### Your task
Would you set down every entry shown below, precisely as written?

= = = =

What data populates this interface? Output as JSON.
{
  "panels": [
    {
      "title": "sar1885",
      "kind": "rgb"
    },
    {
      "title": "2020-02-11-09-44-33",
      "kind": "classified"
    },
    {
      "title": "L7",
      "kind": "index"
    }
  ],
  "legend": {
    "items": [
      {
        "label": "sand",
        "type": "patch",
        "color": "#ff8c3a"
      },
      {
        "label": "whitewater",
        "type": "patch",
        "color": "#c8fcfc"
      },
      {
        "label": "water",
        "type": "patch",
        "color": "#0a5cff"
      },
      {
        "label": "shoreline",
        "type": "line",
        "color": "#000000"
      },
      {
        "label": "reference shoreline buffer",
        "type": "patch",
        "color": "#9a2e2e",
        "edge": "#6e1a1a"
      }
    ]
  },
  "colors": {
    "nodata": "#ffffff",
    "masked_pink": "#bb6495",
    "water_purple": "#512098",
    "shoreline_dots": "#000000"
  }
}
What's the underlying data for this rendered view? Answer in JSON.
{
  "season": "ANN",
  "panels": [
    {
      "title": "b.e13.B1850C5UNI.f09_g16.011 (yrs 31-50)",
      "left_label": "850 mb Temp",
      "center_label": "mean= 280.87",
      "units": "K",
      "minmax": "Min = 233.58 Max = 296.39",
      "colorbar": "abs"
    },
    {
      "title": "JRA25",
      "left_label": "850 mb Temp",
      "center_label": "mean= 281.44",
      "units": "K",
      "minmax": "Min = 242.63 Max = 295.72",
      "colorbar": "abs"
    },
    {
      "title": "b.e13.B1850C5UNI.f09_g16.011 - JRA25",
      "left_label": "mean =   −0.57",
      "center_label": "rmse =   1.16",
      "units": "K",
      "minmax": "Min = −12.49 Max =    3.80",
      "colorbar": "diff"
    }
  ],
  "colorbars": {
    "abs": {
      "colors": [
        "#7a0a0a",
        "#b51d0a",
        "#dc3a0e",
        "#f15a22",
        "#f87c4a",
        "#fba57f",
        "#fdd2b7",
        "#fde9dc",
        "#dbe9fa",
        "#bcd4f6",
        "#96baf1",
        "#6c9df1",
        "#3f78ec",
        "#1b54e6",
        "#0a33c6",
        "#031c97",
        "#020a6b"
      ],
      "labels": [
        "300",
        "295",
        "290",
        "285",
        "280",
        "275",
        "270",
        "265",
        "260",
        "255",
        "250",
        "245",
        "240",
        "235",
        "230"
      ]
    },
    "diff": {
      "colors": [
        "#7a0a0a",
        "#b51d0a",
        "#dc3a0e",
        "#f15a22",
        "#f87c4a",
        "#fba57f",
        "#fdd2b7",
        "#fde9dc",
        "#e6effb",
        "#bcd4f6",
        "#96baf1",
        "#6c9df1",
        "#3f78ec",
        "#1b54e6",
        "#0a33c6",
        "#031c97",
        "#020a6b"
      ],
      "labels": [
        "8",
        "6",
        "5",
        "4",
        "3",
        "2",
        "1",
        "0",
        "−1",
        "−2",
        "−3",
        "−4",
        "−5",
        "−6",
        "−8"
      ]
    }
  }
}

= = = =

### Written response
What data populates this interface? Output as JSON.
{
  "panels": [
    {
      "title": "sar1885",
      "kind": "rgb"
    },
    {
      "title": "2020-02-11-09-44-33",
      "kind": "classified"
    },
    {
      "title": "L7",
      "kind": "index"
    }
  ],
  "legend": {
    "items": [
      {
        "label": "sand",
        "type": "patch",
        "color": "#ff8c3a"
      },
      {
        "label": "whitewater",
        "type": "patch",
        "color": "#c8fcfc"
      },
      {
        "label": "water",
        "type": "patch",
        "color": "#0a5cff"
      },
      {
        "label": "shoreline",
        "type": "line",
        "color": "#000000"
      },
      {
        "label": "reference shoreline buffer",
        "type": "patch",
        "color": "#9a2e2e",
        "edge": "#6e1a1a"
      }
    ]
  },
  "colors": {
    "nodata": "#ffffff",
    "masked_pink": "#bb6495",
    "water_purple": "#512098",
    "shoreline_dots": "#000000"
  }
}
What's the underlying data for this rendered view? Answer in JSON.
{
  "season": "ANN",
  "panels": [
    {
      "title": "b.e13.B1850C5UNI.f09_g16.011 (yrs 31-50)",
      "left_label": "850 mb Temp",
      "center_label": "mean= 280.87",
      "units": "K",
      "minmax": "Min = 233.58 Max = 296.39",
      "colorbar": "abs"
    },
    {
      "title": "JRA25",
      "left_label": "850 mb Temp",
      "center_label": "mean= 281.44",
      "units": "K",
      "minmax": "Min = 242.63 Max = 295.72",
      "colorbar": "abs"
    },
    {
      "title": "b.e13.B1850C5UNI.f09_g16.011 - JRA25",
      "left_label": "mean =   −0.57",
      "center_label": "rmse =   1.16",
      "units": "K",
      "minmax": "Min = −12.49 Max =    3.80",
      "colorbar": "diff"
    }
  ],
  "colorbars": {
    "abs": {
      "colors": [
        "#7a0a0a",
        "#b51d0a",
        "#dc3a0e",
        "#f15a22",
        "#f87c4a",
        "#fba57f",
        "#fdd2b7",
        "#fde9dc",
        "#dbe9fa",
        "#bcd4f6",
        "#96baf1",
        "#6c9df1",
        "#3f78ec",
        "#1b54e6",
        "#0a33c6",
        "#031c97",
        "#020a6b"
      ],
      "labels": [
        "300",
        "295",
        "290",
        "285",
        "280",
        "275",
        "270",
        "265",
        "260",
        "255",
        "250",
        "245",
        "240",
        "235",
        "230"
      ]
    },
    "diff": {
      "colors": [
        "#7a0a0a",
        "#b51d0a",
        "#dc3a0e",
        "#f15a22",
        "#f87c4a",
        "#fba57f",
        "#fdd2b7",
        "#fde9dc",
        "#e6effb",
        "#bcd4f6",
        "#96baf1",
        "#6c9df1",
        "#3f78ec",
        "#1b54e6",
        "#0a33c6",
        "#031c97",
        "#020a6b"
      ],
      "labels": [
        "8",
        "6",
        "5",
        "4",
        "3",
        "2",
        "1",
        "0",
        "−1",
        "−2",
        "−3",
        "−4",
        "−5",
        "−6",
        "−8"
      ]
    }
  }
}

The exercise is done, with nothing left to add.